Exercise brief: Over all lines in the data below, count those holding "JSON" and give only the result.

Figure record extracts:
=====

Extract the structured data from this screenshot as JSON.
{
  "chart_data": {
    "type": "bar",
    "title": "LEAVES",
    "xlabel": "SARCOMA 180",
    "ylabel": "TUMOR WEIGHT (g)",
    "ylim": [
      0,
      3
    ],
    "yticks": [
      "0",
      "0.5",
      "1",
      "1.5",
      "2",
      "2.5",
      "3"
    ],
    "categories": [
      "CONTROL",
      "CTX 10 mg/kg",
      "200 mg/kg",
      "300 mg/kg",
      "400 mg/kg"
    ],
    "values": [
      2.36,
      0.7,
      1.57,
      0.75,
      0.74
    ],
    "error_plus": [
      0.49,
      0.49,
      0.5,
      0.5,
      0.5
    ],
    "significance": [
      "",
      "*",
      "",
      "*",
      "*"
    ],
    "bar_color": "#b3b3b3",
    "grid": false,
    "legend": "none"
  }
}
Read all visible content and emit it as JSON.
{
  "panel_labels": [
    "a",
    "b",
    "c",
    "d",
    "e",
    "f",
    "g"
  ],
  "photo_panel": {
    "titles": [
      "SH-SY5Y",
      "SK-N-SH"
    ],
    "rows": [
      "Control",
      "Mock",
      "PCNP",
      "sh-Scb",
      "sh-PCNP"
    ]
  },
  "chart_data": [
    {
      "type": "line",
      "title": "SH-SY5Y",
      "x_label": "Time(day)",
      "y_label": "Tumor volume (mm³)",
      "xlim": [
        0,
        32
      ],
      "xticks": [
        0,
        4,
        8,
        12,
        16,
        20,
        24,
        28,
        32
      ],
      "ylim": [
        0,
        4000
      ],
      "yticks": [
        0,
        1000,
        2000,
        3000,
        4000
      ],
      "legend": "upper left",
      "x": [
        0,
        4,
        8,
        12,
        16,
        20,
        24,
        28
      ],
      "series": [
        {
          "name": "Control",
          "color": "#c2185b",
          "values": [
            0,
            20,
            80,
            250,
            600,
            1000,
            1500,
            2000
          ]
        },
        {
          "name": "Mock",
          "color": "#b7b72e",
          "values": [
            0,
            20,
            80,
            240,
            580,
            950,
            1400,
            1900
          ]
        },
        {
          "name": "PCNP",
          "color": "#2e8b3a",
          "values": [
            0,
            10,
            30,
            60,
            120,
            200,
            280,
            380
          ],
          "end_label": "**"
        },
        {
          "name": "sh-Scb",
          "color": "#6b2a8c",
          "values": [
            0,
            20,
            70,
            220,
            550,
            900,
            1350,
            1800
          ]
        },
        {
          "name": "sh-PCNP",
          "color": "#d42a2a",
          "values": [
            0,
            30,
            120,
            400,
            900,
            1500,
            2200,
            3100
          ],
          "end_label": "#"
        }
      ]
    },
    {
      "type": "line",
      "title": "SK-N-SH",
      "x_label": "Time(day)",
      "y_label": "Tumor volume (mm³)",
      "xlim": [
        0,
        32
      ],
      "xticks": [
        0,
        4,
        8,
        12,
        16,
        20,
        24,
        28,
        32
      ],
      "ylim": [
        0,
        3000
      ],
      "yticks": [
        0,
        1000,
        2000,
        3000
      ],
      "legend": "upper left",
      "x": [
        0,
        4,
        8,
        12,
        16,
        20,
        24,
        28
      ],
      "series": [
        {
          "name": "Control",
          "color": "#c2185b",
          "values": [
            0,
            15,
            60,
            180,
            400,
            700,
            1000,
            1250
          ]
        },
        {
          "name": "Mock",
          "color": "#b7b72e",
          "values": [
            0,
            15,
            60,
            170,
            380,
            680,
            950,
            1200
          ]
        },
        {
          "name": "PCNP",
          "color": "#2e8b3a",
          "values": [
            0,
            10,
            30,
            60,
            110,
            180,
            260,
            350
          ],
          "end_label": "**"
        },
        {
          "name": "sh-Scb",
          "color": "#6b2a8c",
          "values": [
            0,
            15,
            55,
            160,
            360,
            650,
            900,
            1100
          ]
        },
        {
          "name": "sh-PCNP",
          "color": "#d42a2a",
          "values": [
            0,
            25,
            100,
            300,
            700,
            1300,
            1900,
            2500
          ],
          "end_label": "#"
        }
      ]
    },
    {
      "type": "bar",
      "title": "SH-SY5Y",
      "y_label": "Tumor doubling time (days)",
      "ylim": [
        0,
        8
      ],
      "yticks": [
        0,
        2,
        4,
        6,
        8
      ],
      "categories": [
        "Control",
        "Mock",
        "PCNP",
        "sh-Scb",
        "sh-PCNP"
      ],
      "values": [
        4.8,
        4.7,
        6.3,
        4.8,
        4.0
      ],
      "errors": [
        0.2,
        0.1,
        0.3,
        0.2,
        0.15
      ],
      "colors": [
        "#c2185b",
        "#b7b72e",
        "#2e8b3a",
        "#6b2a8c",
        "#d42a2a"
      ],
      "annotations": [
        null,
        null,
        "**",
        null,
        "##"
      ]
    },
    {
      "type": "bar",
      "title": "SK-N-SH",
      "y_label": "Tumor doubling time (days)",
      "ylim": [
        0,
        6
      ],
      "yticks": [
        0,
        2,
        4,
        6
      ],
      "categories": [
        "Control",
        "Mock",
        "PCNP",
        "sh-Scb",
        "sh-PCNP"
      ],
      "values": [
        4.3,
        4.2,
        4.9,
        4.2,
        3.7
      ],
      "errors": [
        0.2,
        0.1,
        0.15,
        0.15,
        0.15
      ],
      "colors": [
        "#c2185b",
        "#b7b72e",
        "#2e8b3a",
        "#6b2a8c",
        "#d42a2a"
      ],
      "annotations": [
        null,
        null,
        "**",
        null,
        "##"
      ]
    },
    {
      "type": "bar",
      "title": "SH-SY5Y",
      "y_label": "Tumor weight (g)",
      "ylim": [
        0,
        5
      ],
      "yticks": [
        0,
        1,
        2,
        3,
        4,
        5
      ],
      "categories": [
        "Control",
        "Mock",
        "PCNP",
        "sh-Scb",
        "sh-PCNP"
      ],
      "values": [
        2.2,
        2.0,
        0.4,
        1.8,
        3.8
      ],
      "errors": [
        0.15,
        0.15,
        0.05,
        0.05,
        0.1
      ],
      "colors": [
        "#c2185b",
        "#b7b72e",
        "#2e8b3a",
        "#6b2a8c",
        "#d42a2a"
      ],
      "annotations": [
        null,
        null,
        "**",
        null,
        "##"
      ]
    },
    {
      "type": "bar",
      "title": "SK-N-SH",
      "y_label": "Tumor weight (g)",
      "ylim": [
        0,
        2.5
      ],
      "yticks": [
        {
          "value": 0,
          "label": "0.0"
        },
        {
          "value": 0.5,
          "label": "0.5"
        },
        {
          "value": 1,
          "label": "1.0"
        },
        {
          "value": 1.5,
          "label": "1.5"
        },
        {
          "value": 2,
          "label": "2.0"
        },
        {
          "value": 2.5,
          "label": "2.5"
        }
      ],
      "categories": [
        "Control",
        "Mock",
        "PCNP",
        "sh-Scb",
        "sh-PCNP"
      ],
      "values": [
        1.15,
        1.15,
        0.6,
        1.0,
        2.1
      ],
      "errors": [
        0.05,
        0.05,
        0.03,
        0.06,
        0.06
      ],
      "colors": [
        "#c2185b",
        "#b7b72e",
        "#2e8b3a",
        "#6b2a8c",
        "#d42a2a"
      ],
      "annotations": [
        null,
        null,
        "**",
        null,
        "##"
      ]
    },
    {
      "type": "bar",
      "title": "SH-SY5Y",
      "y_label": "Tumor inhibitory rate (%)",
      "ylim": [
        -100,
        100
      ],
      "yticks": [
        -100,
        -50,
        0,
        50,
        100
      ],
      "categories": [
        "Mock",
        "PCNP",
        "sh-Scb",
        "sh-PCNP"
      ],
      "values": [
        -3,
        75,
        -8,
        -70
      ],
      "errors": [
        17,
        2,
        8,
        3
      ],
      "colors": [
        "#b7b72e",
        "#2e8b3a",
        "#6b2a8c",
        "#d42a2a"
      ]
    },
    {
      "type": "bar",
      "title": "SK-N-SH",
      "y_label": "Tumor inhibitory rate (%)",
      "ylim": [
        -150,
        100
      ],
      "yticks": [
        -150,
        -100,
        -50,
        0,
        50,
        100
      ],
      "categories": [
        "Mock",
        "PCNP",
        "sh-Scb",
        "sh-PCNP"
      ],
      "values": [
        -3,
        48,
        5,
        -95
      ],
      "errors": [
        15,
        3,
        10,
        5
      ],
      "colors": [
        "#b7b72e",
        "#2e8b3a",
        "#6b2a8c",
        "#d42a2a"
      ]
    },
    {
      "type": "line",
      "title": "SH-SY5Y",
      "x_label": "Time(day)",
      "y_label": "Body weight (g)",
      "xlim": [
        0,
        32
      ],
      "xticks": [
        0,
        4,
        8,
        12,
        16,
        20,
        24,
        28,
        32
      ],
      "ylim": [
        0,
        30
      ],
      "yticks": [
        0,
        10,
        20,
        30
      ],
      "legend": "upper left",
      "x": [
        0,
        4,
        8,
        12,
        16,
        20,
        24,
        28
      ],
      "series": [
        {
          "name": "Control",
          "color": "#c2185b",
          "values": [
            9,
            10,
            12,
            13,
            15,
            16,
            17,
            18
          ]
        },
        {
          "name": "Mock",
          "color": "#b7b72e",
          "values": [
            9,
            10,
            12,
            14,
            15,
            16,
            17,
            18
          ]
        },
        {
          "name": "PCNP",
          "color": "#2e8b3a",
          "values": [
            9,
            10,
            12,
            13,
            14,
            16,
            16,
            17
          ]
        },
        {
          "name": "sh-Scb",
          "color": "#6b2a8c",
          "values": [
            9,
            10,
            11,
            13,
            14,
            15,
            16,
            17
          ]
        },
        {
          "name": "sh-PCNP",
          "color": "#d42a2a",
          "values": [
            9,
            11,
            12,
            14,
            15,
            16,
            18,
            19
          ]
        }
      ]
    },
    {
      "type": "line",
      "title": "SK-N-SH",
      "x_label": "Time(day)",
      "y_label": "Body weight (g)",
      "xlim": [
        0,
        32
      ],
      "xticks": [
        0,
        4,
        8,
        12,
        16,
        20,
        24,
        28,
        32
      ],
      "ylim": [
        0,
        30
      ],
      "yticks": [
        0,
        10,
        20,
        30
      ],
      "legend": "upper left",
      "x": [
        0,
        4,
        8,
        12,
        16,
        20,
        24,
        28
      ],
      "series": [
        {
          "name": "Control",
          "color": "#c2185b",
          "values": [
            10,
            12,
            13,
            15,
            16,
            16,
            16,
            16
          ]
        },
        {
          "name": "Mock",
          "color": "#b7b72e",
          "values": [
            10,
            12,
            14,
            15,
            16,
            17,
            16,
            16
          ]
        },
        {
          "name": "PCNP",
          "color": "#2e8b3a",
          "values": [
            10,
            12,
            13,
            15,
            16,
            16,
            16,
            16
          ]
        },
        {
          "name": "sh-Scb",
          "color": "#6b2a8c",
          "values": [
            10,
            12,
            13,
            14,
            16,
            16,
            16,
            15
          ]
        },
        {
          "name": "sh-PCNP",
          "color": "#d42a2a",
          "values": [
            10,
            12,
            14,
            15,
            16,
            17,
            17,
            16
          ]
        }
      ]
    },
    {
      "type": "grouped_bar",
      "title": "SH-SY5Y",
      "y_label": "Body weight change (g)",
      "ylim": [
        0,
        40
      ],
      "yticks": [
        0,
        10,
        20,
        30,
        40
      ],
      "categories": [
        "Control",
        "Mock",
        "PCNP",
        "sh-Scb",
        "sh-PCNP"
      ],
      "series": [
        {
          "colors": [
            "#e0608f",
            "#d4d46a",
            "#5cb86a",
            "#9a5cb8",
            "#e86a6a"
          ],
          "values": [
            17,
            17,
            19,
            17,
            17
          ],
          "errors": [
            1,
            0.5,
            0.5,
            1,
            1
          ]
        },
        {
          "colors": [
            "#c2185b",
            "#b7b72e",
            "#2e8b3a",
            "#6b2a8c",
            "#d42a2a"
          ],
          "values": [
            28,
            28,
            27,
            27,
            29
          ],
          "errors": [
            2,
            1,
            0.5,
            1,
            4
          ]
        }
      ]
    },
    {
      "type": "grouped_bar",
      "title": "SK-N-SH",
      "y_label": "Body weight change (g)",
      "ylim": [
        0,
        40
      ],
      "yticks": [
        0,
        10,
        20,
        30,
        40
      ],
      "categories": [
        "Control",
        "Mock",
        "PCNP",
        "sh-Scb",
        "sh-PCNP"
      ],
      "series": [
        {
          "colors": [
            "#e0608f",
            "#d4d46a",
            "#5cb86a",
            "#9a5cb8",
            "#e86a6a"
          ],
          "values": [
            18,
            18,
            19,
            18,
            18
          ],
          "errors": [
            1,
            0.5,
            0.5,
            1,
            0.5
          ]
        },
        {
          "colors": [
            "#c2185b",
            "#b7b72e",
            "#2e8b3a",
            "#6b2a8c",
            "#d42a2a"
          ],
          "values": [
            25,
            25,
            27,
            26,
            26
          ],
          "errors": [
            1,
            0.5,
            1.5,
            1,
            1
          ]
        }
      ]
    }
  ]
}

=====

Output for this task: 2